Reproduce the records word for word, starting at the very beginning and ending with the line that contains "section-heading-3: （三）机遇与挑战并存，精细化管理任重道远 [168,541,699,571]", including that line.

**** Records for the task ****

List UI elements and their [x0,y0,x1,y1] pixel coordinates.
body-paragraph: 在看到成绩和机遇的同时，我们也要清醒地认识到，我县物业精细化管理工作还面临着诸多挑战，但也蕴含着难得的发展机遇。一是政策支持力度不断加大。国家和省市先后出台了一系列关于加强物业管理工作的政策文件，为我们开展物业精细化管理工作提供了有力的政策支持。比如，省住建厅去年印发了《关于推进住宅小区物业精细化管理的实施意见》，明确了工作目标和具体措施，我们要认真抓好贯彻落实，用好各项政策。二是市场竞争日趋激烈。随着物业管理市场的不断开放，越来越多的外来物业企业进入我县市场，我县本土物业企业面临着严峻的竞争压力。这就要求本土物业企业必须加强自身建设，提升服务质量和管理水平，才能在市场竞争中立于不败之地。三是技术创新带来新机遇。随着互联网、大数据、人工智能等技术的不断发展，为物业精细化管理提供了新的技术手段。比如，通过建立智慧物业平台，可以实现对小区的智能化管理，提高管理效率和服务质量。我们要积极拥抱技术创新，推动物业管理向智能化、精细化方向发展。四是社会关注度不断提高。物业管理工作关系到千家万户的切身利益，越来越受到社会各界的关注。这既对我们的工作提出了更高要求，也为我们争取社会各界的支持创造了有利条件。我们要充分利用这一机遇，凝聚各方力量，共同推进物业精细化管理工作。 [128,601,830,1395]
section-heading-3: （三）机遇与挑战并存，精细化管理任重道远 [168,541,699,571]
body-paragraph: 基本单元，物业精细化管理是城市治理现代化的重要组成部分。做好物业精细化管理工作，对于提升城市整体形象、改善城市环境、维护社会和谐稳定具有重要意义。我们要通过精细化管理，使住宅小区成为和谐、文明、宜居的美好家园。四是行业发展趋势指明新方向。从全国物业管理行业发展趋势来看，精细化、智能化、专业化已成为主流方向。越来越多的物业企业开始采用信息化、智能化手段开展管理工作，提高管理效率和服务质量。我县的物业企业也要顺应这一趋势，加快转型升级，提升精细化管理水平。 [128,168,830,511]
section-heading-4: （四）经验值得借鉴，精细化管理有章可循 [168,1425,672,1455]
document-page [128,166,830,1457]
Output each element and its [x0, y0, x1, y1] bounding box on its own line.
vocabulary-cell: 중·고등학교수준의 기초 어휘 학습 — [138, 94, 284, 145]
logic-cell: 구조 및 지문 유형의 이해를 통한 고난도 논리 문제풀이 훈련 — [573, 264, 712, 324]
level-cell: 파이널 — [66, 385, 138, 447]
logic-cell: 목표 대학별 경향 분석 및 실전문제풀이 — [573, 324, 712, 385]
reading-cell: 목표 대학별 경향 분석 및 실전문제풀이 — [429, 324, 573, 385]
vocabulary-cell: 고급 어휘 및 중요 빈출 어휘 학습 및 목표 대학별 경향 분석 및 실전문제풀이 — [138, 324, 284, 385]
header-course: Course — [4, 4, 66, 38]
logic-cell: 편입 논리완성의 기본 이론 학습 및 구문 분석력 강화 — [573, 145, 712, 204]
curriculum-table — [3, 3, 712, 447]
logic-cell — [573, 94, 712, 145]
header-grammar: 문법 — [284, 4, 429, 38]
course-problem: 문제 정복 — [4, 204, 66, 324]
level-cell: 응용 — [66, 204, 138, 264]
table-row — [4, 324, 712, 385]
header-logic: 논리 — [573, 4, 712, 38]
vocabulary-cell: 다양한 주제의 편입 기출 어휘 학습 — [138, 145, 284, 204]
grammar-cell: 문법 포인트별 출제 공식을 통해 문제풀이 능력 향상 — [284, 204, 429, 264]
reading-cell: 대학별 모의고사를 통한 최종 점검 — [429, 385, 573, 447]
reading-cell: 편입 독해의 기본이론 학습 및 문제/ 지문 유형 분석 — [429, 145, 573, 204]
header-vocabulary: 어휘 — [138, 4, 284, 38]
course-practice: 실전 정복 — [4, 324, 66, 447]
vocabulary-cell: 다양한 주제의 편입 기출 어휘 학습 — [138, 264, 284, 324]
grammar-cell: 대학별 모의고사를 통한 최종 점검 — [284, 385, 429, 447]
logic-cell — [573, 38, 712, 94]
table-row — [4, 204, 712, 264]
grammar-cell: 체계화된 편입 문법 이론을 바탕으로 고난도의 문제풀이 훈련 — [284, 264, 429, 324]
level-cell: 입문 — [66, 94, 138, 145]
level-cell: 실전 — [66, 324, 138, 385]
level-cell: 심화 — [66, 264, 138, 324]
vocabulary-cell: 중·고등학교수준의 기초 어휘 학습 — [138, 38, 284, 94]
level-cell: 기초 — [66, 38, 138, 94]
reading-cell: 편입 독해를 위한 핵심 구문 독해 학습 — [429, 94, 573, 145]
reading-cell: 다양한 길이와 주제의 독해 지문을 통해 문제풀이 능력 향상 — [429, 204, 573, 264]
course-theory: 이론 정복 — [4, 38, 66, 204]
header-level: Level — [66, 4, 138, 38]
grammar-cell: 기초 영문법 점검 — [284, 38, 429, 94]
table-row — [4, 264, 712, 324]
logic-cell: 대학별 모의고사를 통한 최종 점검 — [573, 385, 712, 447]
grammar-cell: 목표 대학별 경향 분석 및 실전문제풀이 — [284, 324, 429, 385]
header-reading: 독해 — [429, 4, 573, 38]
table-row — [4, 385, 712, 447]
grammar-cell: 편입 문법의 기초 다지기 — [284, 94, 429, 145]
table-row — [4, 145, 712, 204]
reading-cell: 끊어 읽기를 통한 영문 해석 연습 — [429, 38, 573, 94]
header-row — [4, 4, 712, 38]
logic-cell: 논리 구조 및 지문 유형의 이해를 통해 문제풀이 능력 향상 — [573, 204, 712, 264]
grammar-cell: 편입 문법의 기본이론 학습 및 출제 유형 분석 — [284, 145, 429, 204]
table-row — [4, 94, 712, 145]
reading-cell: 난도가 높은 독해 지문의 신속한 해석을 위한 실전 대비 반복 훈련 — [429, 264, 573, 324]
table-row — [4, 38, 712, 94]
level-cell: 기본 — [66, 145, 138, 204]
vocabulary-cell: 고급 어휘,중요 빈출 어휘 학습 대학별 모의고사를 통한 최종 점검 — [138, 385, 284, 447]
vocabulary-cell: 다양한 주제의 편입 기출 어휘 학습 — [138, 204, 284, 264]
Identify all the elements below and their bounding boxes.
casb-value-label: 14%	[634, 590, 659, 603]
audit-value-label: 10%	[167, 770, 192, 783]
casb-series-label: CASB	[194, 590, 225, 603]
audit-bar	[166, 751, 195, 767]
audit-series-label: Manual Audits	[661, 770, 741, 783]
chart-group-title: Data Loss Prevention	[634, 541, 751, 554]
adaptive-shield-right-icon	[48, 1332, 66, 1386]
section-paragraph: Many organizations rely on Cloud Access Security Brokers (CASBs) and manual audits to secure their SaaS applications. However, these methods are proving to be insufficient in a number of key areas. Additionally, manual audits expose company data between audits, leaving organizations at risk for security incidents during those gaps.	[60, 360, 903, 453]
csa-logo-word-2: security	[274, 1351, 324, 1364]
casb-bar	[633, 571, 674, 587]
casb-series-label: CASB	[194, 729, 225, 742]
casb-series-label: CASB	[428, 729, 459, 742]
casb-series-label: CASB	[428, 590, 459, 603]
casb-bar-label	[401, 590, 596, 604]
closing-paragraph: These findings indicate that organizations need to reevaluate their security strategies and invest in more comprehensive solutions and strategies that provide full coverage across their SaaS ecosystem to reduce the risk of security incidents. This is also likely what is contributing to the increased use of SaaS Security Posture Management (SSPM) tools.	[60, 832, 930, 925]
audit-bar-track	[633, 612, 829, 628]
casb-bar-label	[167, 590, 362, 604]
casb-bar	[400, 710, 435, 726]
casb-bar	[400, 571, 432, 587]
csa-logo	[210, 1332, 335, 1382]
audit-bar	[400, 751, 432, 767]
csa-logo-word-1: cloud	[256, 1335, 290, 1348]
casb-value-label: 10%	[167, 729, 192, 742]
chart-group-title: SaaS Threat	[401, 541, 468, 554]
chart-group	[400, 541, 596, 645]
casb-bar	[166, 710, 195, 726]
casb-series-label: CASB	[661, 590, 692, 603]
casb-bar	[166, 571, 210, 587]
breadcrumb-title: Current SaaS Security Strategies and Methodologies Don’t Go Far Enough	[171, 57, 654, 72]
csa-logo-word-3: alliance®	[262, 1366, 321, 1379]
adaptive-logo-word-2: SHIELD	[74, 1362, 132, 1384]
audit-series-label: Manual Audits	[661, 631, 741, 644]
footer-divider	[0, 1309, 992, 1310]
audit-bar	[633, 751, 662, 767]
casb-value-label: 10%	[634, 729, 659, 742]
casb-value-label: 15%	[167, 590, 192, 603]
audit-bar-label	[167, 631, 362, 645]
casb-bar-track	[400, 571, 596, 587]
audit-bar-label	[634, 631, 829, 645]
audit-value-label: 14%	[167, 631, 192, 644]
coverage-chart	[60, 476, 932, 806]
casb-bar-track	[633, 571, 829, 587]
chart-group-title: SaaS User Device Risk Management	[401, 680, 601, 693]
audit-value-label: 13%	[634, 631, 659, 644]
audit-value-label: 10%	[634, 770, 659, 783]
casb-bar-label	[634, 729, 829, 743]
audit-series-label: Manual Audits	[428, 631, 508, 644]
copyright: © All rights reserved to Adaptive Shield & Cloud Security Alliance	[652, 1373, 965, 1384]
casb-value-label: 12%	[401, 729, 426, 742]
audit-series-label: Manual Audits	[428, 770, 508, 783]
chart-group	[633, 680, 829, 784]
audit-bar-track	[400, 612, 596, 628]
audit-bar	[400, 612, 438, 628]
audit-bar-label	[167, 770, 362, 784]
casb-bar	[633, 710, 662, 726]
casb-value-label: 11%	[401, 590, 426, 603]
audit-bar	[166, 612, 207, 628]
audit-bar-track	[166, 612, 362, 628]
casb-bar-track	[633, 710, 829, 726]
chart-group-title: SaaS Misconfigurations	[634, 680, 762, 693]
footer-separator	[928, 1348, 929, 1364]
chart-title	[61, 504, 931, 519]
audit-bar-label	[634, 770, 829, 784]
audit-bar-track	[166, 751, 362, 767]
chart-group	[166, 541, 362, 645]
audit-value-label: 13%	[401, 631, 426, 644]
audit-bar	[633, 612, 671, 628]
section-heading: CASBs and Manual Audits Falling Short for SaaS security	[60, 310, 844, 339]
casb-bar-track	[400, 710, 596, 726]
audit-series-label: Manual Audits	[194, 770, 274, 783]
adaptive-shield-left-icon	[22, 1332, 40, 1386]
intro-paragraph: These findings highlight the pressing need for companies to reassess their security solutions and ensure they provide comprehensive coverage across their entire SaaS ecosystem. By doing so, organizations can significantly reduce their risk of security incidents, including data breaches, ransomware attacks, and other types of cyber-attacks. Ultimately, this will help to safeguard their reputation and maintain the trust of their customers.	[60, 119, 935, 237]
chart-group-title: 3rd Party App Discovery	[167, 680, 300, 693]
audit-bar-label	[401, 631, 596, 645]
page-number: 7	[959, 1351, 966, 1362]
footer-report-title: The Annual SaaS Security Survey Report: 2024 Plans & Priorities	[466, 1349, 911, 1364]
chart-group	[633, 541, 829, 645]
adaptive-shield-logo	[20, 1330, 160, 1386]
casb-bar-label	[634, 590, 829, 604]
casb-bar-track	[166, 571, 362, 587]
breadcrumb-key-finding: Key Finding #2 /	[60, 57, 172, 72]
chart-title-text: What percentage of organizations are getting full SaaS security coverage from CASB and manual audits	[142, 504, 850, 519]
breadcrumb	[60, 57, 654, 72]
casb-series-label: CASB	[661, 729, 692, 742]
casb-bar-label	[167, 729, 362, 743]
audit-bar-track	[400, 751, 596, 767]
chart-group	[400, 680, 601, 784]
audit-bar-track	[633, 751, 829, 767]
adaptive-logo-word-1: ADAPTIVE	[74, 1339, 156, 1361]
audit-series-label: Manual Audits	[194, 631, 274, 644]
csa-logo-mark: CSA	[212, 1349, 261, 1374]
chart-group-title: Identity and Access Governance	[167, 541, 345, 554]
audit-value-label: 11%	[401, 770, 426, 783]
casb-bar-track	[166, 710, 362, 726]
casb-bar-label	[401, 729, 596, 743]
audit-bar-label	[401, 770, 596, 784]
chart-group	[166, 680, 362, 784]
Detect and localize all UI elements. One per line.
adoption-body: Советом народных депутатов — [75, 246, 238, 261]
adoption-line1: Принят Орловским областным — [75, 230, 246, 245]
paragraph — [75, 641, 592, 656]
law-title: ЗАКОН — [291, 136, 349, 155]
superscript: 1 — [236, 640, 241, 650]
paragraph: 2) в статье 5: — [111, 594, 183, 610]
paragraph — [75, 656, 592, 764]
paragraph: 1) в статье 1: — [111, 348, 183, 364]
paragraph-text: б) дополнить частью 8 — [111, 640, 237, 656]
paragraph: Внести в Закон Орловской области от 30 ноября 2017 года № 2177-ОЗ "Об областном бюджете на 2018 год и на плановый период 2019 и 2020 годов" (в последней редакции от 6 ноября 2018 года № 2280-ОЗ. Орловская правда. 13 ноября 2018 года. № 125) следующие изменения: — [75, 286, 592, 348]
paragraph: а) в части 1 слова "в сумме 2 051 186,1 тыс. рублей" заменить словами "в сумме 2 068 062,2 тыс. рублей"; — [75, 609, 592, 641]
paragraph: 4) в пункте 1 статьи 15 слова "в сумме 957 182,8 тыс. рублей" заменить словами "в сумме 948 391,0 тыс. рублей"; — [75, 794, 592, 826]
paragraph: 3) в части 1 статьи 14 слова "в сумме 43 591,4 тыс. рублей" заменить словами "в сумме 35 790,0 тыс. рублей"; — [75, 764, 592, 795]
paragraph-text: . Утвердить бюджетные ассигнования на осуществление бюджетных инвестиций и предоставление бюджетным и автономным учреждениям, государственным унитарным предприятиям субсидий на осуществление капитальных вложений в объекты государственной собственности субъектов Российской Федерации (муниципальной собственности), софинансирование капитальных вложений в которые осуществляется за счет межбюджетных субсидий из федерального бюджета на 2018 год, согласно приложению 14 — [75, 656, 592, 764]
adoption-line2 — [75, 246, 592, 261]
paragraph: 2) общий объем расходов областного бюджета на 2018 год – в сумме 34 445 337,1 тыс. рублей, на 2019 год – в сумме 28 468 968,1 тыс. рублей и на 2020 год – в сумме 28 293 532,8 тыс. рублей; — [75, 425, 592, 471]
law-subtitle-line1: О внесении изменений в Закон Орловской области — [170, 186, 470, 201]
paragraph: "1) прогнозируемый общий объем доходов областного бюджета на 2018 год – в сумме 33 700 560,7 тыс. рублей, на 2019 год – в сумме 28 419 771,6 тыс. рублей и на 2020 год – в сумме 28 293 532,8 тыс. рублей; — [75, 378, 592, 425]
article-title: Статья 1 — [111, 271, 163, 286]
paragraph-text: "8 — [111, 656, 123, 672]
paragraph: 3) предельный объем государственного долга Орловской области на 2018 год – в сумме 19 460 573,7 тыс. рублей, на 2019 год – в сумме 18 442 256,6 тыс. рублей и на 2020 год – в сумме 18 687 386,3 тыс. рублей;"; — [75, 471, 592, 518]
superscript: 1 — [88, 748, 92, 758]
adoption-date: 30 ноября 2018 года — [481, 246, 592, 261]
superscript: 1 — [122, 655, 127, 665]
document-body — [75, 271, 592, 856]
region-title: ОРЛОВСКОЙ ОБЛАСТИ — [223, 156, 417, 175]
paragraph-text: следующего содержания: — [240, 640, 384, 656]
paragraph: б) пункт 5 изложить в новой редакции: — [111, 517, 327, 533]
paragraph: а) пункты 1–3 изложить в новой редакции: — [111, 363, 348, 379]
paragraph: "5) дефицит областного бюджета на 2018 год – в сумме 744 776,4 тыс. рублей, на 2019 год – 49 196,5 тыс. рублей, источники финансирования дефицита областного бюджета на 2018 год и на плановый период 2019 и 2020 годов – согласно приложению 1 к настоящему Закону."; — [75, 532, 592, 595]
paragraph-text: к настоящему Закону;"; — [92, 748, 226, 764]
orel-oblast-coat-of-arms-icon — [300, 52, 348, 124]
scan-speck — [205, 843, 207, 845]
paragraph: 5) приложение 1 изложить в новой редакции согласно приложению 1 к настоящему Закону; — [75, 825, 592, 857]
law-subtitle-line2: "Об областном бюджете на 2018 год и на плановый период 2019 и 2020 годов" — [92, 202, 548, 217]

****

## Response for this exercise
List UI elements and their [x0,y0,x1,y1] pixel coordinates.
body-paragraph: 在看到成绩和机遇的同时，我们也要清醒地认识到，我县物业精细化管理工作还面临着诸多挑战，但也蕴含着难得的发展机遇。一是政策支持力度不断加大。国家和省市先后出台了一系列关于加强物业管理工作的政策文件，为我们开展物业精细化管理工作提供了有力的政策支持。比如，省住建厅去年印发了《关于推进住宅小区物业精细化管理的实施意见》，明确了工作目标和具体措施，我们要认真抓好贯彻落实，用好各项政策。二是市场竞争日趋激烈。随着物业管理市场的不断开放，越来越多的外来物业企业进入我县市场，我县本土物业企业面临着严峻的竞争压力。这就要求本土物业企业必须加强自身建设，提升服务质量和管理水平，才能在市场竞争中立于不败之地。三是技术创新带来新机遇。随着互联网、大数据、人工智能等技术的不断发展，为物业精细化管理提供了新的技术手段。比如，通过建立智慧物业平台，可以实现对小区的智能化管理，提高管理效率和服务质量。我们要积极拥抱技术创新，推动物业管理向智能化、精细化方向发展。四是社会关注度不断提高。物业管理工作关系到千家万户的切身利益，越来越受到社会各界的关注。这既对我们的工作提出了更高要求，也为我们争取社会各界的支持创造了有利条件。我们要充分利用这一机遇，凝聚各方力量，共同推进物业精细化管理工作。 [128,601,830,1395]
section-heading-3: （三）机遇与挑战并存，精细化管理任重道远 [168,541,699,571]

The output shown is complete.